### LISTED RECORDS
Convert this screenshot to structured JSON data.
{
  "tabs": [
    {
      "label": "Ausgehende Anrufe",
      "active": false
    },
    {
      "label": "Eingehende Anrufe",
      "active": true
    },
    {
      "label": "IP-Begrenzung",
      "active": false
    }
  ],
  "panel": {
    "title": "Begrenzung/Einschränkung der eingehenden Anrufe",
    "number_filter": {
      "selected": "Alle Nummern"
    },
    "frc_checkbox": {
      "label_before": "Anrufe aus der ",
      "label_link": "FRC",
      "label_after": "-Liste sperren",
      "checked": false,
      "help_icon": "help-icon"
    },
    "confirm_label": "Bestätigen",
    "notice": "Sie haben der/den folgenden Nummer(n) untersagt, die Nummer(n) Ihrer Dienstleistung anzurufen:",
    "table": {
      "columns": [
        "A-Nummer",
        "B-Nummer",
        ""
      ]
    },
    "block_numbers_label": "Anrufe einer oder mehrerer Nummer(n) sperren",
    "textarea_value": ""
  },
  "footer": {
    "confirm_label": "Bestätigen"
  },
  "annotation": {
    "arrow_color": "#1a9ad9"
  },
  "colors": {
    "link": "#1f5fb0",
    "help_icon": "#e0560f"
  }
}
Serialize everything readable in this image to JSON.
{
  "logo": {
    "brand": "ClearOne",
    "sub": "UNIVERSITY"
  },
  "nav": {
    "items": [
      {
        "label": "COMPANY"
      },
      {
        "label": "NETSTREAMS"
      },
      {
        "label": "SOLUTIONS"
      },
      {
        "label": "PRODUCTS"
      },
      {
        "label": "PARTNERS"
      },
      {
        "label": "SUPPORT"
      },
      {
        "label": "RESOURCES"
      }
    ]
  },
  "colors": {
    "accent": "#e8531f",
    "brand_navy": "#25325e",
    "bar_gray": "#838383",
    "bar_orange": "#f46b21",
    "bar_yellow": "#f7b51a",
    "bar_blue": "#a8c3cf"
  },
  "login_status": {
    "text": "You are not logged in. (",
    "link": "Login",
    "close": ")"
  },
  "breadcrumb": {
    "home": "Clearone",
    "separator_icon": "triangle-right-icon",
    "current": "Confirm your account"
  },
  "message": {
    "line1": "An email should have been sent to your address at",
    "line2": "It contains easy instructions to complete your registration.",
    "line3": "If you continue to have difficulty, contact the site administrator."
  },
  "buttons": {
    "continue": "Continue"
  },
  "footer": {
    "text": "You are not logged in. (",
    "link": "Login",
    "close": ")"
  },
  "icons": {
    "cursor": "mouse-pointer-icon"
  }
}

### GOAL OF THE EXERCISE
What is the number of lines in the records above that include the word "Begrenzung"? Reply with that number and nothing more.

### WRITTEN ANSWER
2